### DIRECTION
Word for word, give the material below again, minus any images.

Saved entries:
(begin)

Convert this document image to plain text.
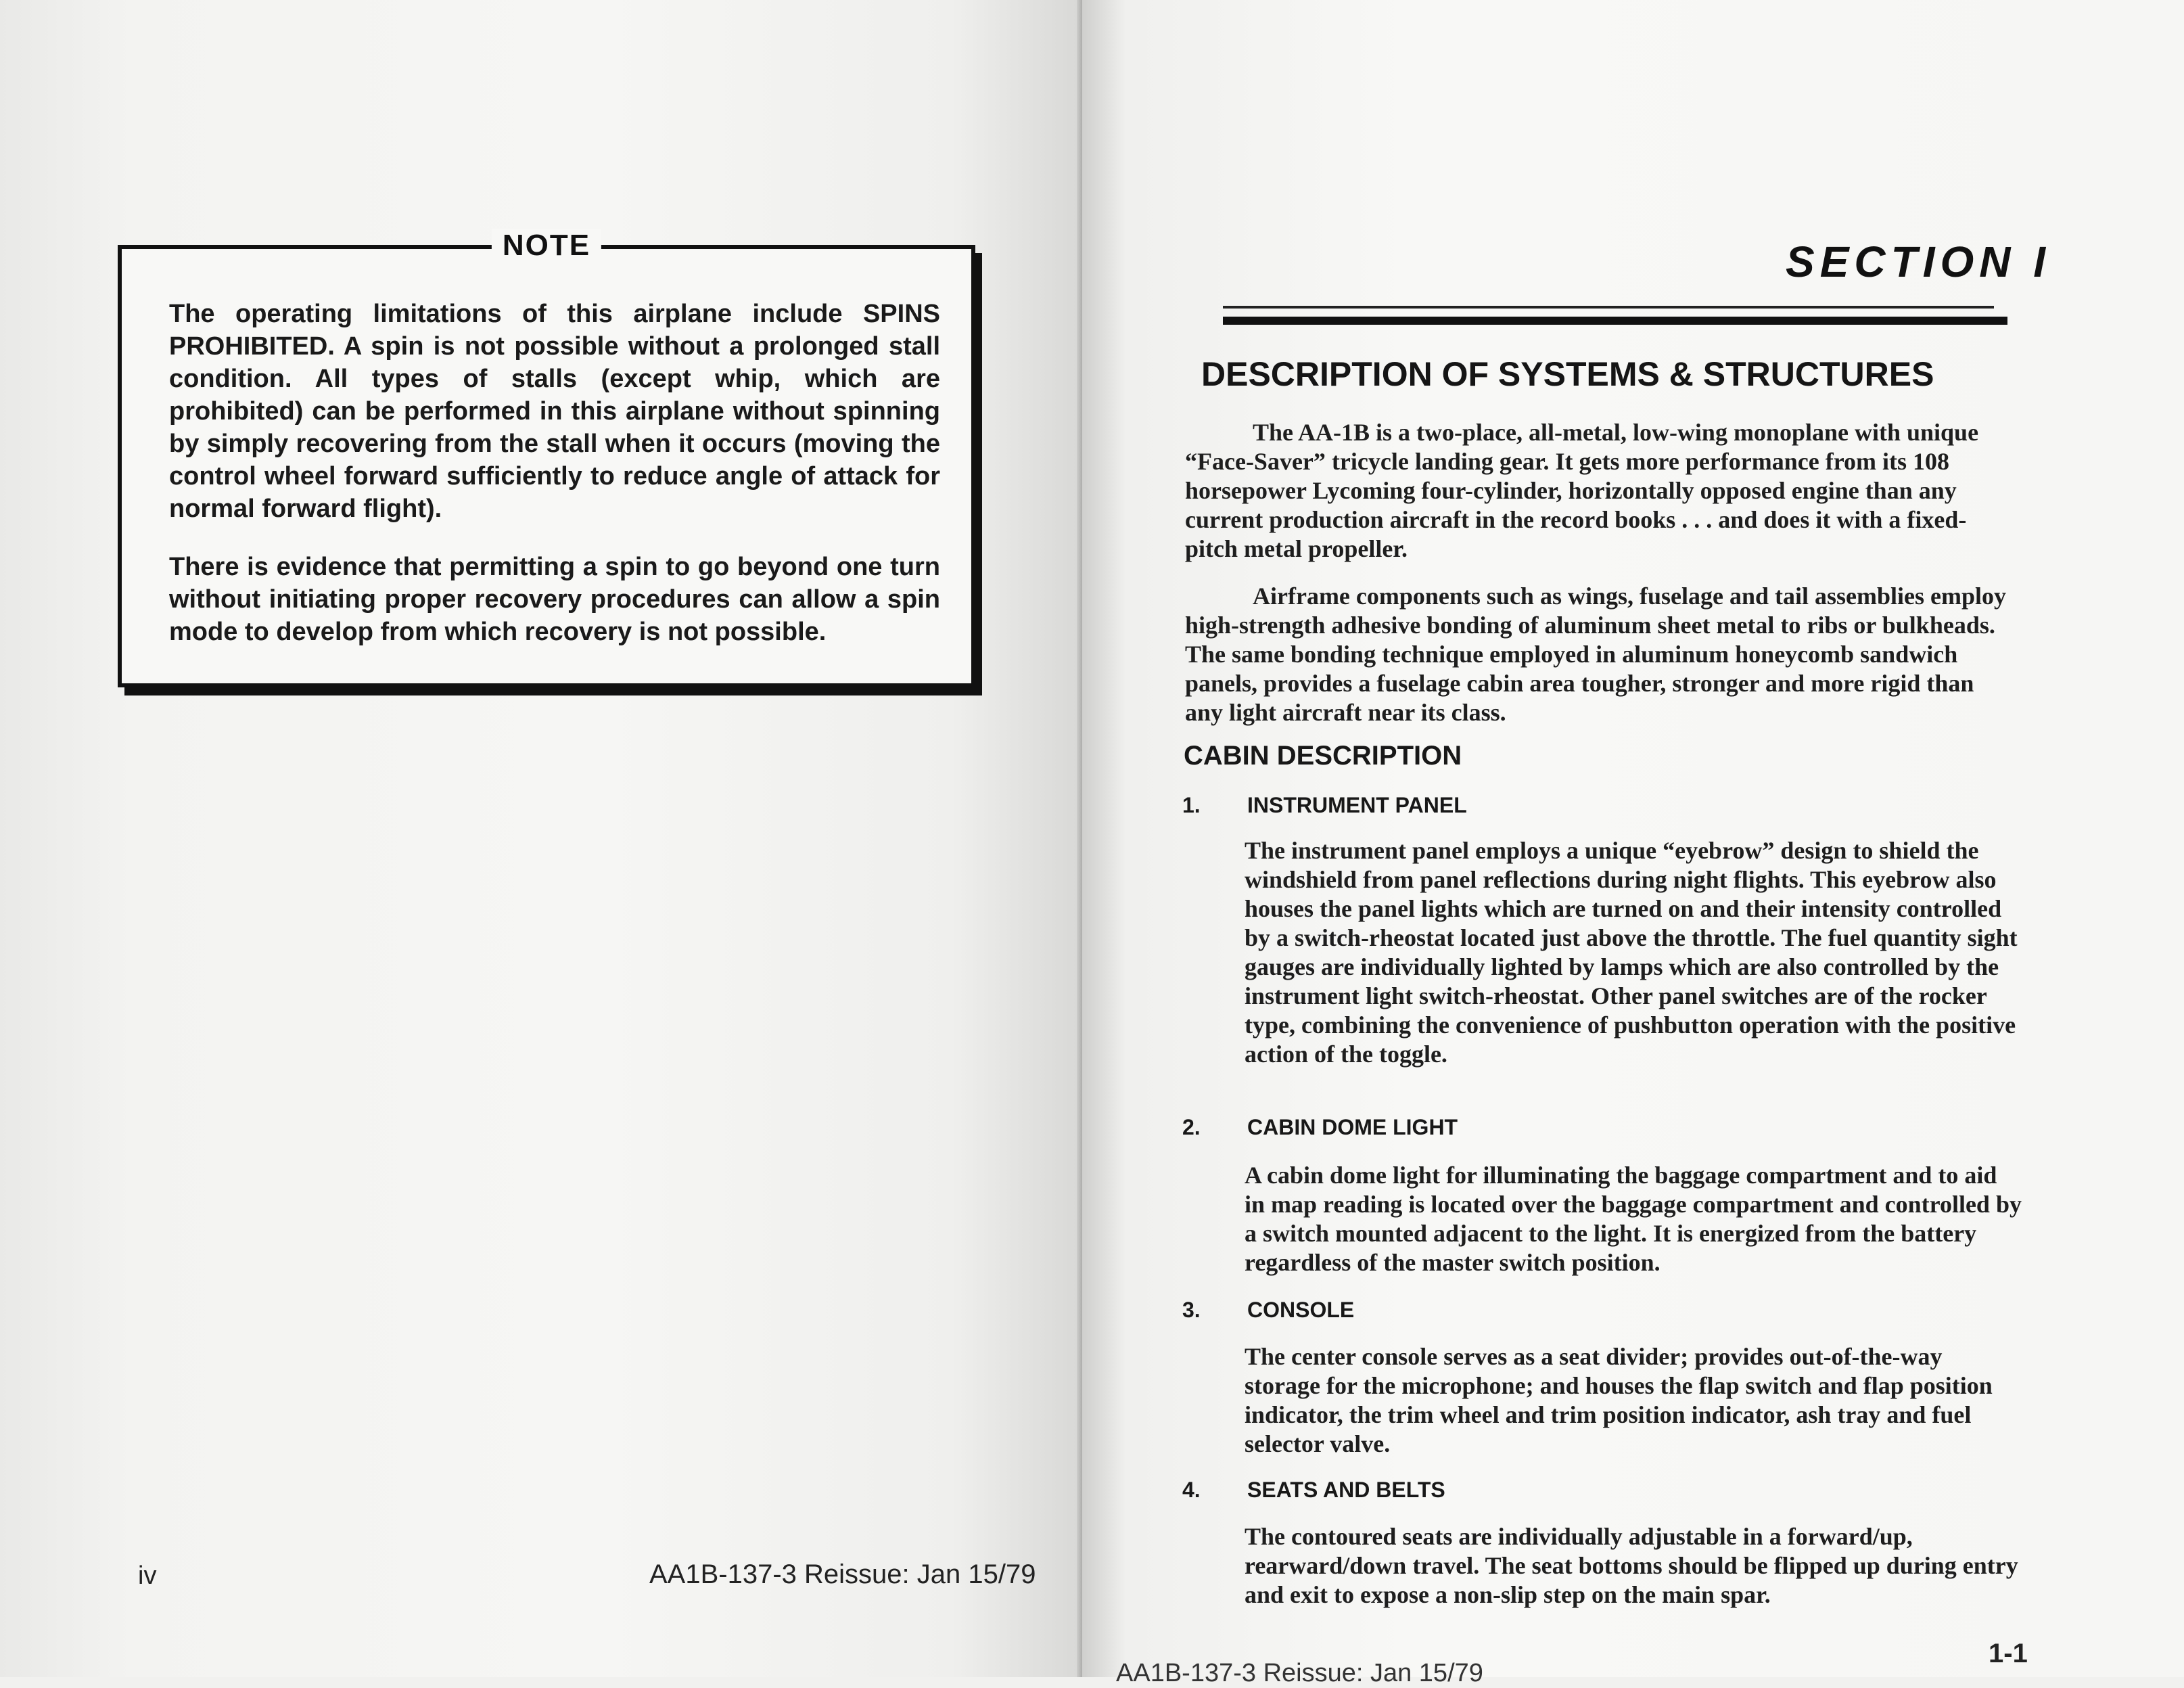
NOTE

The operating limitations of this airplane include SPINS PROHIBITED. A spin is not possible without a prolonged stall condition. All types of stalls (except whip, which are prohibited) can be performed in this airplane without spinning by simply recovering from the stall when it occurs (moving the control wheel forward sufficiently to reduce angle of attack for normal forward flight).

There is evidence that permitting a spin to go beyond one turn without initiating proper recovery procedures can allow a spin mode to develop from which recovery is not possible.

iv	AA1B-137-3 Reissue: Jan 15/79
SECTION I
DESCRIPTION OF SYSTEMS & STRUCTURES

The AA-1B is a two-place, all-metal, low-wing monoplane with unique “Face-Saver” tricycle landing gear. It gets more performance from its 108 horsepower Lycoming four-cylinder, horizontally opposed engine than any current production aircraft in the record books . . . and does it with a fixed-pitch metal propeller.

Airframe components such as wings, fuselage and tail assemblies employ high-strength adhesive bonding of aluminum sheet metal to ribs or bulkheads. The same bonding technique employed in aluminum honeycomb sandwich panels, provides a fuselage cabin area tougher, stronger and more rigid than any light aircraft near its class.

CABIN DESCRIPTION
1. INSTRUMENT PANEL

The instrument panel employs a unique “eyebrow” design to shield the windshield from panel reflections during night flights. This eyebrow also houses the panel lights which are turned on and their intensity controlled by a switch-rheostat located just above the throttle. The fuel quantity sight gauges are individually lighted by lamps which are also controlled by the instrument light switch-rheostat. Other panel switches are of the rocker type, combining the convenience of pushbutton operation with the positive action of the toggle.

2. CABIN DOME LIGHT

A cabin dome light for illuminating the baggage compartment and to aid in map reading is located over the baggage compartment and controlled by a switch mounted adjacent to the light. It is energized from the battery regardless of the master switch position.

3. CONSOLE

The center console serves as a seat divider; provides out-of-the-way storage for the microphone; and houses the flap switch and flap position indicator, the trim wheel and trim position indicator, ash tray and fuel selector valve.

4. SEATS AND BELTS

The contoured seats are individually adjustable in a forward/up, rearward/down travel. The seat bottoms should be flipped up during entry and exit to expose a non-slip step on the main spar.

AA1B-137-3 Reissue: Jan 15/79
1-1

(end)

### ANSWER FOR THIS EXERCISE
Convert this document image to plain text.
NOTE

The operating limitations of this airplane include SPINS PROHIBITED. A spin is not possible without a prolonged stall condition. All types of stalls (except whip, which are prohibited) can be performed in this airplane without spinning by simply recovering from the stall when it occurs (moving the control wheel forward sufficiently to reduce angle of attack for normal forward flight).

There is evidence that permitting a spin to go beyond one turn without initiating proper recovery procedures can allow a spin mode to develop from which recovery is not possible.

iv	AA1B-137-3 Reissue: Jan 15/79
SECTION I
DESCRIPTION OF SYSTEMS & STRUCTURES

The AA-1B is a two-place, all-metal, low-wing monoplane with unique “Face-Saver” tricycle landing gear. It gets more performance from its 108 horsepower Lycoming four-cylinder, horizontally opposed engine than any current production aircraft in the record books . . . and does it with a fixed-pitch metal propeller.

Airframe components such as wings, fuselage and tail assemblies employ high-strength adhesive bonding of aluminum sheet metal to ribs or bulkheads. The same bonding technique employed in aluminum honeycomb sandwich panels, provides a fuselage cabin area tougher, stronger and more rigid than any light aircraft near its class.

CABIN DESCRIPTION
1. INSTRUMENT PANEL

The instrument panel employs a unique “eyebrow” design to shield the windshield from panel reflections during night flights. This eyebrow also houses the panel lights which are turned on and their intensity controlled by a switch-rheostat located just above the throttle. The fuel quantity sight gauges are individually lighted by lamps which are also controlled by the instrument light switch-rheostat. Other panel switches are of the rocker type, combining the convenience of pushbutton operation with the positive action of the toggle.

2. CABIN DOME LIGHT

A cabin dome light for illuminating the baggage compartment and to aid in map reading is located over the baggage compartment and controlled by a switch mounted adjacent to the light. It is energized from the battery regardless of the master switch position.

3. CONSOLE

The center console serves as a seat divider; provides out-of-the-way storage for the microphone; and houses the flap switch and flap position indicator, the trim wheel and trim position indicator, ash tray and fuel selector valve.

4. SEATS AND BELTS

The contoured seats are individually adjustable in a forward/up, rearward/down travel. The seat bottoms should be flipped up during entry and exit to expose a non-slip step on the main spar.

AA1B-137-3 Reissue: Jan 15/79
1-1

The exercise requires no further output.